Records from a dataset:
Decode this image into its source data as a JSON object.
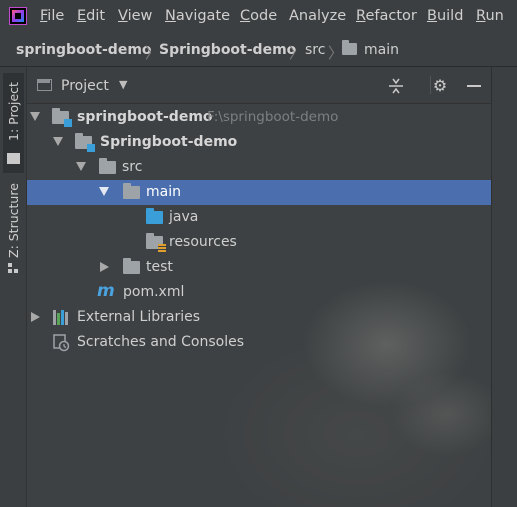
{
  "menu": {
    "items": [
      {
        "label": "File",
        "mnemonic": "F",
        "rest": "ile"
      },
      {
        "label": "Edit",
        "mnemonic": "E",
        "rest": "dit"
      },
      {
        "label": "View",
        "mnemonic": "V",
        "rest": "iew"
      },
      {
        "label": "Navigate",
        "mnemonic": "N",
        "rest": "avigate"
      },
      {
        "label": "Code",
        "mnemonic": "C",
        "rest": "ode"
      },
      {
        "label": "Analyze",
        "mnemonic": "",
        "rest": "Analyze"
      },
      {
        "label": "Refactor",
        "mnemonic": "R",
        "rest": "efactor"
      },
      {
        "label": "Build",
        "mnemonic": "B",
        "rest": "uild"
      },
      {
        "label": "Run",
        "mnemonic": "R",
        "rest": "un"
      }
    ]
  },
  "breadcrumb": {
    "items": [
      "springboot-demo",
      "Springboot-demo",
      "src",
      "main"
    ]
  },
  "left_strip": {
    "project_tab": "1: Project",
    "structure_tab": "Z: Structure"
  },
  "panel": {
    "title": "Project"
  },
  "tree": {
    "root_name": "springboot-demo",
    "root_path": "F:\\springboot-demo",
    "module_name": "Springboot-demo",
    "src": "src",
    "main": "main",
    "java": "java",
    "resources": "resources",
    "test": "test",
    "pom": "pom.xml",
    "external_libraries": "External Libraries",
    "scratches": "Scratches and Consoles"
  },
  "colors": {
    "background": "#3c3f41",
    "selection": "#4b6eaf",
    "source_folder": "#3a9fd8",
    "maven": "#4aa3e0"
  }
}
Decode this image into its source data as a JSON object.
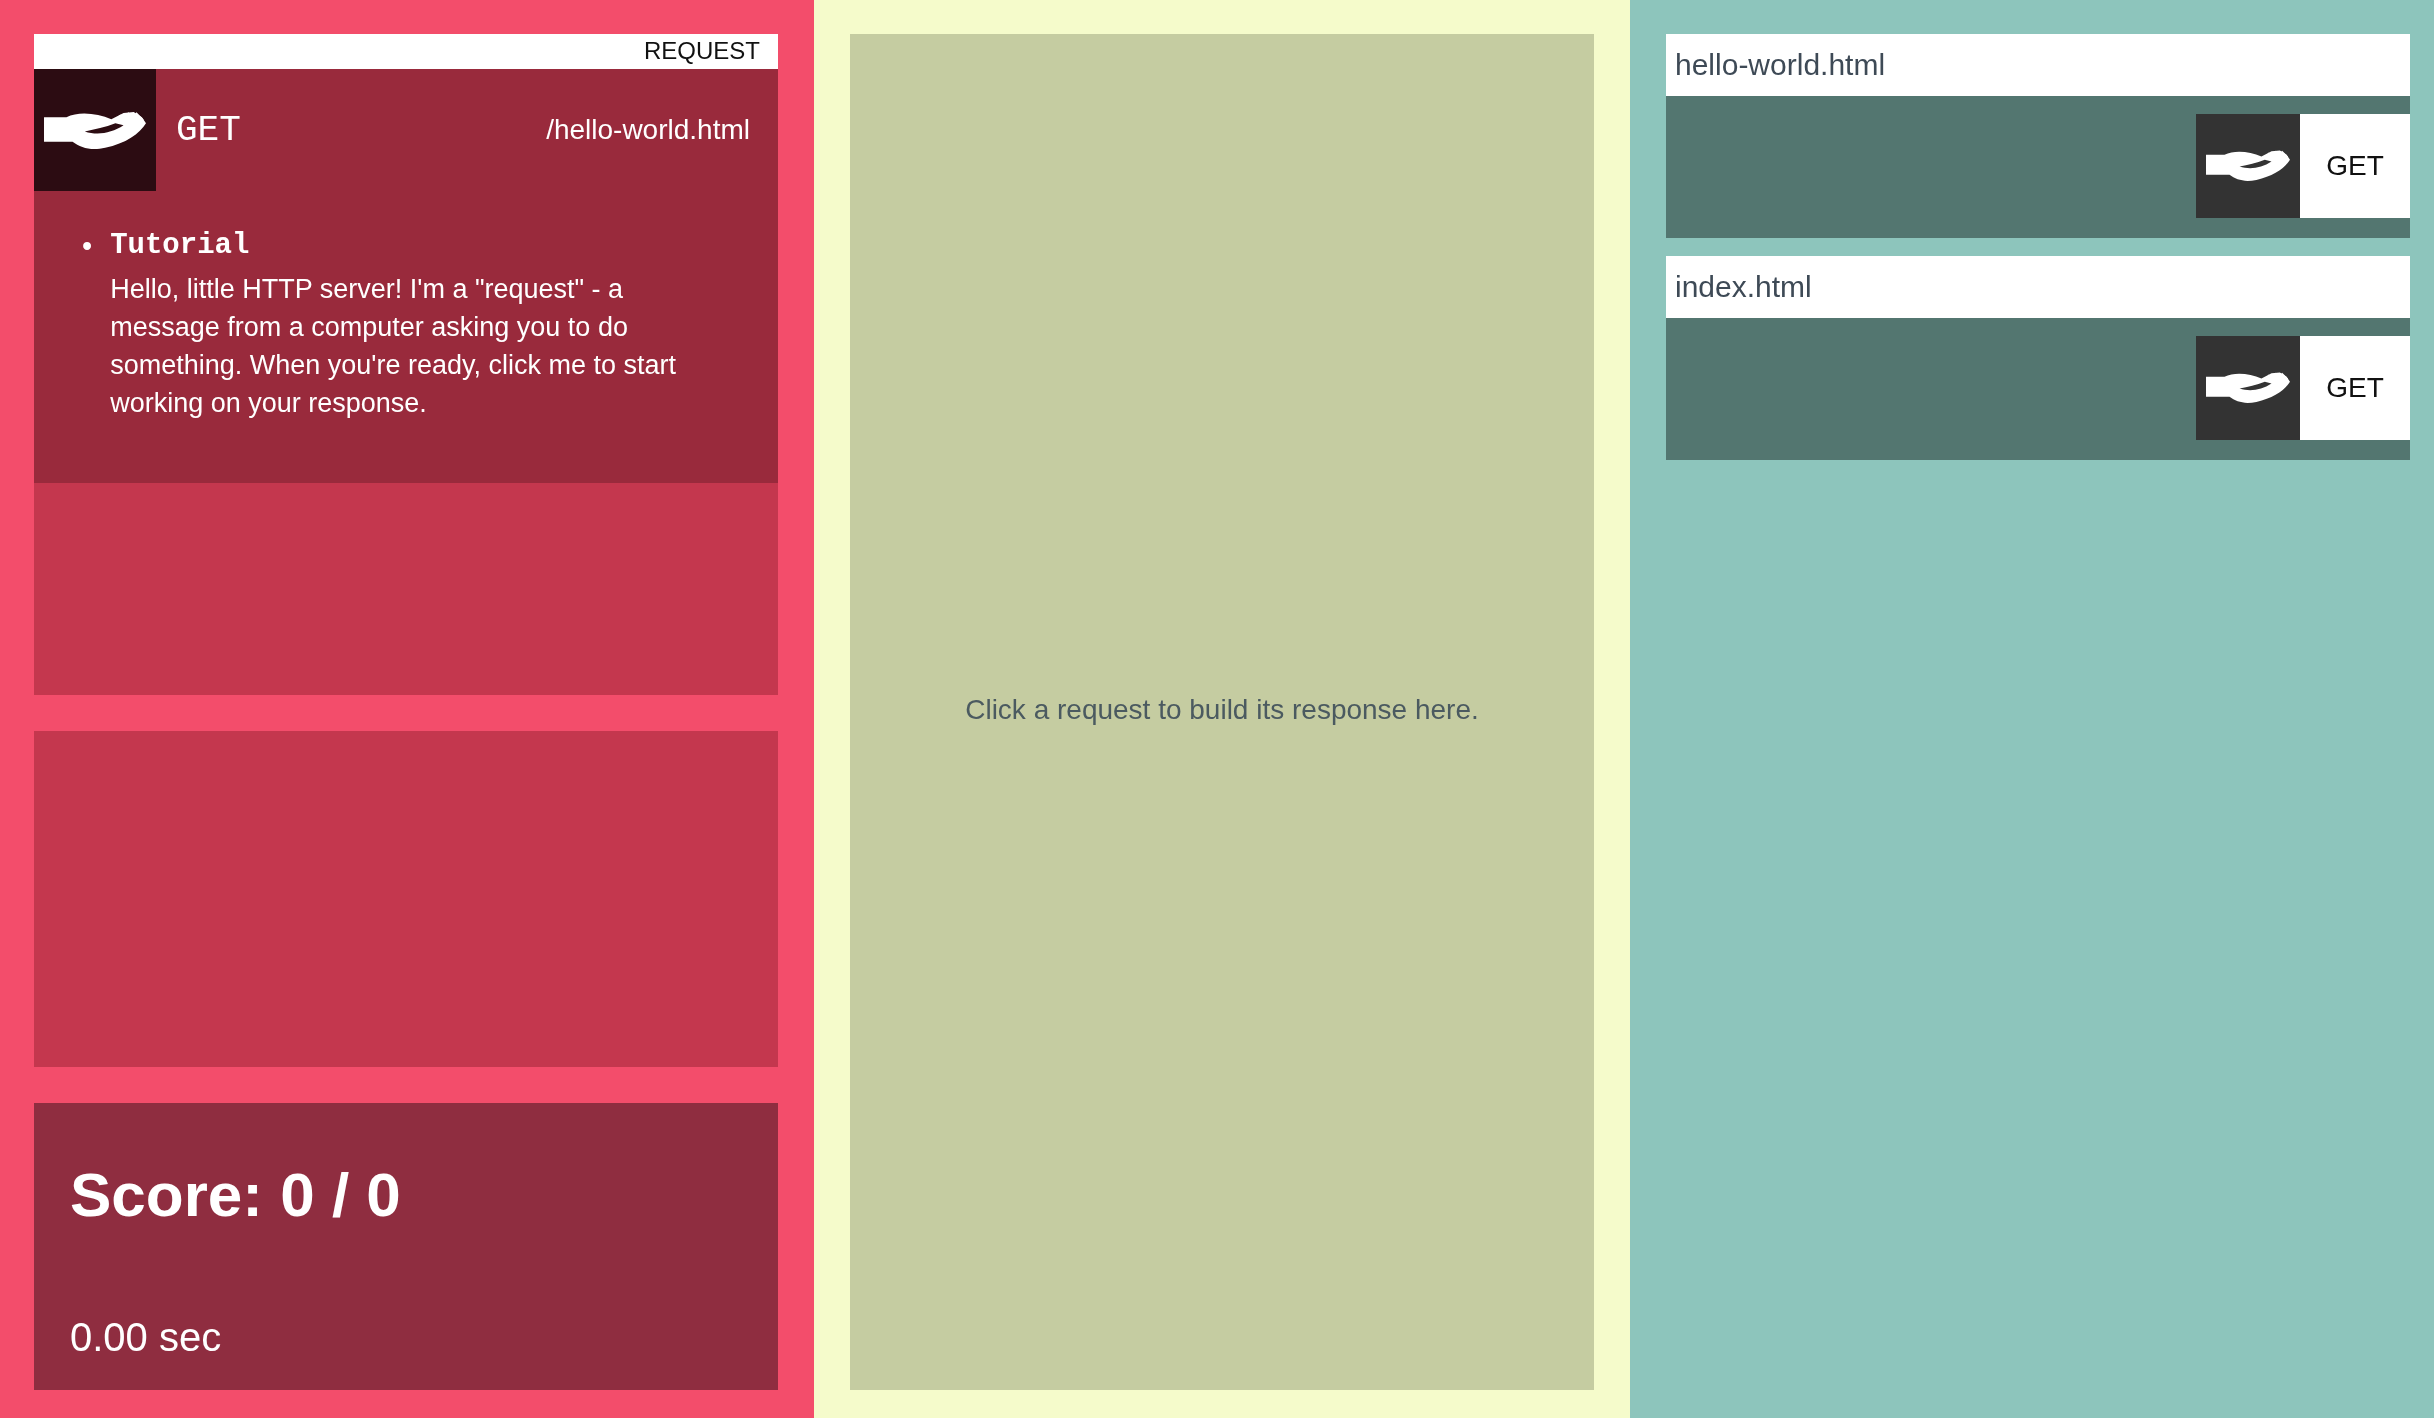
{
  "request_panel": {
    "label": "REQUEST",
    "method": "GET",
    "path": "/hello-world.html",
    "notes": [
      {
        "marker": "•",
        "title": "Tutorial",
        "text": "Hello, little HTTP server! I'm a \"request\" - a message from a computer asking you to do something. When you're ready, click me to start working on your response."
      }
    ]
  },
  "score": {
    "title": "Score: 0 / 0",
    "time": "0.00 sec"
  },
  "response_panel": {
    "hint": "Click a request to build its response here."
  },
  "files": [
    {
      "name": "hello-world.html",
      "method": "GET"
    },
    {
      "name": "index.html",
      "method": "GET"
    }
  ]
}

• WRITTEN TASK:
Take every line above carrying "html" and return it.

• PROBLEM SOLUTION:
    "path": "/hello-world.html",
      "name": "hello-world.html",
      "name": "index.html",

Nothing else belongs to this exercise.